What is required: Copy every line of the entries that includes the word "screenshot".

Provided data:
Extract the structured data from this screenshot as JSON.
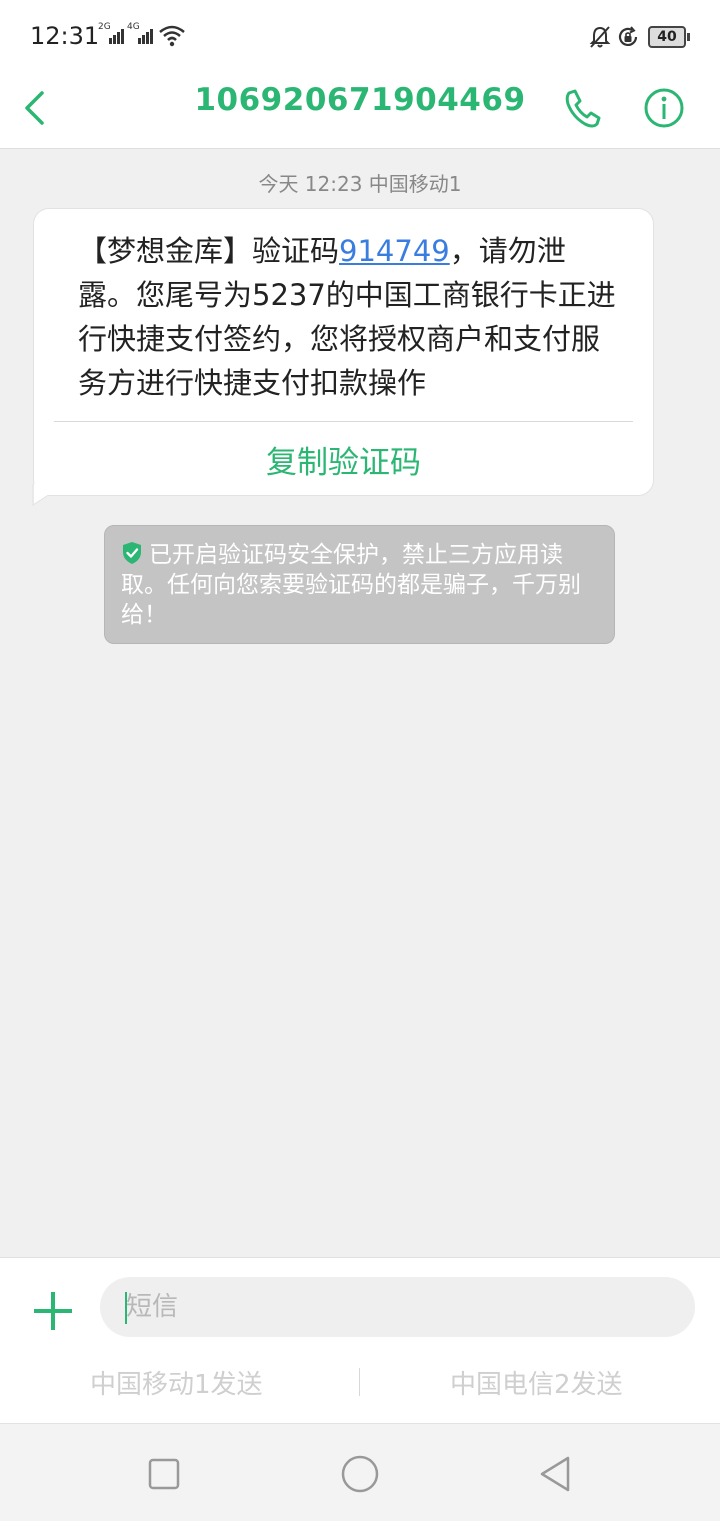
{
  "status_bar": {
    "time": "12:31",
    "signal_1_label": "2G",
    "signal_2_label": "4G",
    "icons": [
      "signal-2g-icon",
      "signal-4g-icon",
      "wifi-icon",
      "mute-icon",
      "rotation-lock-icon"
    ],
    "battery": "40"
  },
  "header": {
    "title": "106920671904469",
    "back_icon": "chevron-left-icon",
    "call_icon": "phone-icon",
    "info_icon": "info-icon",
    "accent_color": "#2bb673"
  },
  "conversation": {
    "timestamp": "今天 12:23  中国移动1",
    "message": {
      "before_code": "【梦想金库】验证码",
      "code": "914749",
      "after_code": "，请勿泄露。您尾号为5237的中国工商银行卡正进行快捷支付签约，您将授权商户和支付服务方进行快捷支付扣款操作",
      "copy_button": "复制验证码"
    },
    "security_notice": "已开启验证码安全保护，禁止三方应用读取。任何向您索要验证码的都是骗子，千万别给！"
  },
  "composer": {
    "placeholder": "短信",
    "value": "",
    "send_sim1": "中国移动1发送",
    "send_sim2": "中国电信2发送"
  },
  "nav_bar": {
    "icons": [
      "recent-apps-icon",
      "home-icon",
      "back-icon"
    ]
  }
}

---

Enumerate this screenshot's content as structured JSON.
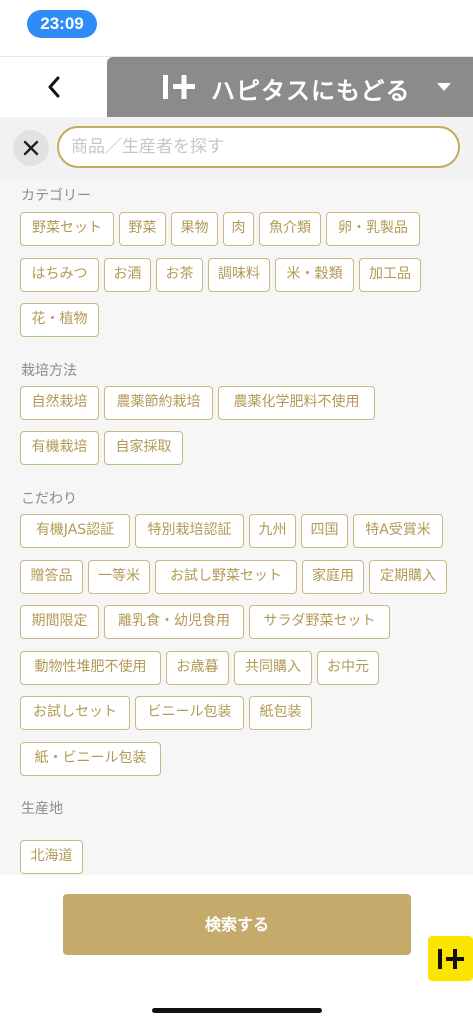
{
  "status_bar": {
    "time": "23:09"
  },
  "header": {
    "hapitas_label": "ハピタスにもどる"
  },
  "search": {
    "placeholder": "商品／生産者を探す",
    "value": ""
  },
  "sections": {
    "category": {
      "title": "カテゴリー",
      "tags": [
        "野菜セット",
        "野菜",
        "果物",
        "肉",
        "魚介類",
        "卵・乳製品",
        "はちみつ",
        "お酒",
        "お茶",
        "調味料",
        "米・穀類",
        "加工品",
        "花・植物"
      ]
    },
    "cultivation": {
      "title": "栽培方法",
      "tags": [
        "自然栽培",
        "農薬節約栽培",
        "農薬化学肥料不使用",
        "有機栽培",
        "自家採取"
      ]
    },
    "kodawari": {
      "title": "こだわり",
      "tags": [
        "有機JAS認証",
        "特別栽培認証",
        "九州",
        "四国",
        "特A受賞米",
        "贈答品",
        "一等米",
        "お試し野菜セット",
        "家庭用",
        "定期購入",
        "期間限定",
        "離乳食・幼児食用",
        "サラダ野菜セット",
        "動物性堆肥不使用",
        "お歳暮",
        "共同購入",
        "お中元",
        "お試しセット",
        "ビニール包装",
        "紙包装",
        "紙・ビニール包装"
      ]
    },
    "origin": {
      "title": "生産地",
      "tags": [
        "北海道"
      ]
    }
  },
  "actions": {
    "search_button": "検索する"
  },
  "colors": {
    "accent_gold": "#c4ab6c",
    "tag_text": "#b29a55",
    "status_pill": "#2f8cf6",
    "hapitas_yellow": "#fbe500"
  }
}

--

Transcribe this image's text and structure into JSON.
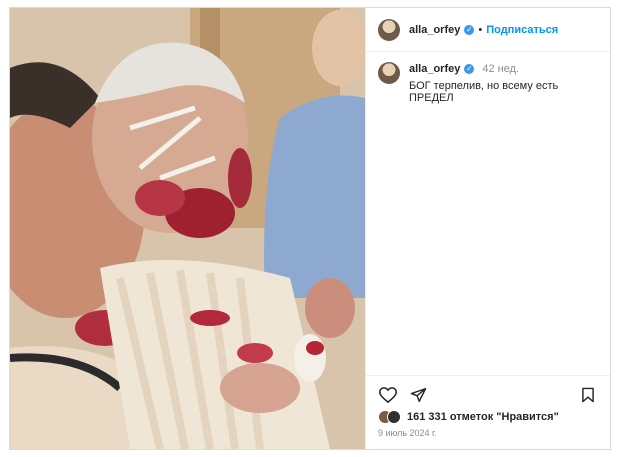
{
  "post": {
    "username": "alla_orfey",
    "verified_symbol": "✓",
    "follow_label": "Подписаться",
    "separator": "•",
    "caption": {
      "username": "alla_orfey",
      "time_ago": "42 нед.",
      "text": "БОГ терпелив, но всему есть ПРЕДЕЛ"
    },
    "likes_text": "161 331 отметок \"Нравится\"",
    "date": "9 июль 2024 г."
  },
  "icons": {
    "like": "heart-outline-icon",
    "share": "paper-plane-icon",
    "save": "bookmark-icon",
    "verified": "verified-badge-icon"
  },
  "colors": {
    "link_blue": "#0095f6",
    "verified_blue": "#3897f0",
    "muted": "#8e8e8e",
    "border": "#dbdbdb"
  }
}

Problem solution:
Extract the structured data from this screenshot as JSON.
Enumerate this screenshot's content as structured JSON.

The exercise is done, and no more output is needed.